-- start of Data provided --

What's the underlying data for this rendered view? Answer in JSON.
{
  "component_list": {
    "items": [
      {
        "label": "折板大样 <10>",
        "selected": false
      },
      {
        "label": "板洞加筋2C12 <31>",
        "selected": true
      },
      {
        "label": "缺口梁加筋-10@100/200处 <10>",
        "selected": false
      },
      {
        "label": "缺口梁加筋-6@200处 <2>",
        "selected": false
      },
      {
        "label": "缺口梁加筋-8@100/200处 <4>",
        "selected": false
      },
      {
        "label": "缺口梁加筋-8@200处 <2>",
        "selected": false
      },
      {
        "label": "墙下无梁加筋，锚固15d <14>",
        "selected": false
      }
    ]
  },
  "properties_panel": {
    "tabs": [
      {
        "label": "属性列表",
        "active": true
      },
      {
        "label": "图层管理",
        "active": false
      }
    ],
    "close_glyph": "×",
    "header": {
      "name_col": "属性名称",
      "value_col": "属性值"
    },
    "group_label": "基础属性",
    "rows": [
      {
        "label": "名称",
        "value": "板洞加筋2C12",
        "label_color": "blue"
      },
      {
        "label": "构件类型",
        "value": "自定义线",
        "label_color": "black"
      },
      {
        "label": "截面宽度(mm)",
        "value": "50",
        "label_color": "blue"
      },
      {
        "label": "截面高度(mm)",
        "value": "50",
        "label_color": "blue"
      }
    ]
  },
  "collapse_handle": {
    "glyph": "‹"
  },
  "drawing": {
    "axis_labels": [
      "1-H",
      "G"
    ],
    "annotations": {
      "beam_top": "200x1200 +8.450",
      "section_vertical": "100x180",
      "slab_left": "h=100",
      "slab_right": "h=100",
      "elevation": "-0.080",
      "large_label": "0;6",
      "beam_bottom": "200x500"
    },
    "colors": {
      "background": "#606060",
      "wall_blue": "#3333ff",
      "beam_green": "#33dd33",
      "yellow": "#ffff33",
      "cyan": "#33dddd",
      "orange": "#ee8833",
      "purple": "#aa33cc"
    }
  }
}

-- end of Data provided --

*Task statement*
Gather up every line from the listing above in which the word "缺口梁加筋" occurs.

*Solution to the exercise*
        "label": "缺口梁加筋-10@100/200处 <10>",
        "label": "缺口梁加筋-6@200处 <2>",
        "label": "缺口梁加筋-8@100/200处 <4>",
        "label": "缺口梁加筋-8@200处 <2>",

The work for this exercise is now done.